Lines of data
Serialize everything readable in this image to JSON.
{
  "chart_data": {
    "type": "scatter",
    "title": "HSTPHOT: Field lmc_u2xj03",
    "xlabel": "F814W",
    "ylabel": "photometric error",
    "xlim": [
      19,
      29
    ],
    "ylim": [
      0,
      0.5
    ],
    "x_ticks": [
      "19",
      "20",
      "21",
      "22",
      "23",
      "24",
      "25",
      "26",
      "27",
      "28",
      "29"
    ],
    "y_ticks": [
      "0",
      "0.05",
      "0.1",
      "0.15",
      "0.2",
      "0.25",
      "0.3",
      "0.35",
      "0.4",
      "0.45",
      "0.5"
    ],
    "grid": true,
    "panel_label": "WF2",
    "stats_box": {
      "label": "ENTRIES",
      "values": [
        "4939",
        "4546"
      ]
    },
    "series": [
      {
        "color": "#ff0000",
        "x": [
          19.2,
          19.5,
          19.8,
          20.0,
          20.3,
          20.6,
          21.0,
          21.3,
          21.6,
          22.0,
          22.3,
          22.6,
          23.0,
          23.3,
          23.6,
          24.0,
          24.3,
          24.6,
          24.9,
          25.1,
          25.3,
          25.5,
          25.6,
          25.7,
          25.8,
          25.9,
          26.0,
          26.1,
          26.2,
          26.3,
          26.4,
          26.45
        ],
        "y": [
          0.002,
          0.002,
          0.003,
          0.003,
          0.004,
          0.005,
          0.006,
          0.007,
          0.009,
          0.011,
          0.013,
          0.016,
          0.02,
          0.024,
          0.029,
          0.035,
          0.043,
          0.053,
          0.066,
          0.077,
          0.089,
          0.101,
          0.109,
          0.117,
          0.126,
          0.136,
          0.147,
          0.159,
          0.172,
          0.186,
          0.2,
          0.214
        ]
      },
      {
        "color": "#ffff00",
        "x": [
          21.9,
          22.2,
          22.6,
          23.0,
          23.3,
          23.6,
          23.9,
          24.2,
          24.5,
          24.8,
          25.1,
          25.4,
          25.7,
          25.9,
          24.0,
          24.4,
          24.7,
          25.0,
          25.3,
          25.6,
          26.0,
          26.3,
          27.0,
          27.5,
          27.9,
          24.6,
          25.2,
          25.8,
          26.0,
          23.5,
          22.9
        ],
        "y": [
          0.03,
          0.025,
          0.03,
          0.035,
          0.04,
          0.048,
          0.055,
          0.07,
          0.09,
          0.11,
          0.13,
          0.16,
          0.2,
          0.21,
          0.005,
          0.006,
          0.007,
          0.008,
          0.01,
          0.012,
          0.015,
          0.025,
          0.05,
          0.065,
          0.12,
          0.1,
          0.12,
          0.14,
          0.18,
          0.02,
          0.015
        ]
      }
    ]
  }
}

Written exercise: Restate every record exactly, leaving nothing out.

Output for this task:
Serialize everything readable in this image to JSON.
{
  "chart_data": {
    "type": "scatter",
    "title": "HSTPHOT: Field lmc_u2xj03",
    "xlabel": "F814W",
    "ylabel": "photometric error",
    "xlim": [
      19,
      29
    ],
    "ylim": [
      0,
      0.5
    ],
    "x_ticks": [
      "19",
      "20",
      "21",
      "22",
      "23",
      "24",
      "25",
      "26",
      "27",
      "28",
      "29"
    ],
    "y_ticks": [
      "0",
      "0.05",
      "0.1",
      "0.15",
      "0.2",
      "0.25",
      "0.3",
      "0.35",
      "0.4",
      "0.45",
      "0.5"
    ],
    "grid": true,
    "panel_label": "WF2",
    "stats_box": {
      "label": "ENTRIES",
      "values": [
        "4939",
        "4546"
      ]
    },
    "series": [
      {
        "color": "#ff0000",
        "x": [
          19.2,
          19.5,
          19.8,
          20.0,
          20.3,
          20.6,
          21.0,
          21.3,
          21.6,
          22.0,
          22.3,
          22.6,
          23.0,
          23.3,
          23.6,
          24.0,
          24.3,
          24.6,
          24.9,
          25.1,
          25.3,
          25.5,
          25.6,
          25.7,
          25.8,
          25.9,
          26.0,
          26.1,
          26.2,
          26.3,
          26.4,
          26.45
        ],
        "y": [
          0.002,
          0.002,
          0.003,
          0.003,
          0.004,
          0.005,
          0.006,
          0.007,
          0.009,
          0.011,
          0.013,
          0.016,
          0.02,
          0.024,
          0.029,
          0.035,
          0.043,
          0.053,
          0.066,
          0.077,
          0.089,
          0.101,
          0.109,
          0.117,
          0.126,
          0.136,
          0.147,
          0.159,
          0.172,
          0.186,
          0.2,
          0.214
        ]
      },
      {
        "color": "#ffff00",
        "x": [
          21.9,
          22.2,
          22.6,
          23.0,
          23.3,
          23.6,
          23.9,
          24.2,
          24.5,
          24.8,
          25.1,
          25.4,
          25.7,
          25.9,
          24.0,
          24.4,
          24.7,
          25.0,
          25.3,
          25.6,
          26.0,
          26.3,
          27.0,
          27.5,
          27.9,
          24.6,
          25.2,
          25.8,
          26.0,
          23.5,
          22.9
        ],
        "y": [
          0.03,
          0.025,
          0.03,
          0.035,
          0.04,
          0.048,
          0.055,
          0.07,
          0.09,
          0.11,
          0.13,
          0.16,
          0.2,
          0.21,
          0.005,
          0.006,
          0.007,
          0.008,
          0.01,
          0.012,
          0.015,
          0.025,
          0.05,
          0.065,
          0.12,
          0.1,
          0.12,
          0.14,
          0.18,
          0.02,
          0.015
        ]
      }
    ]
  }
}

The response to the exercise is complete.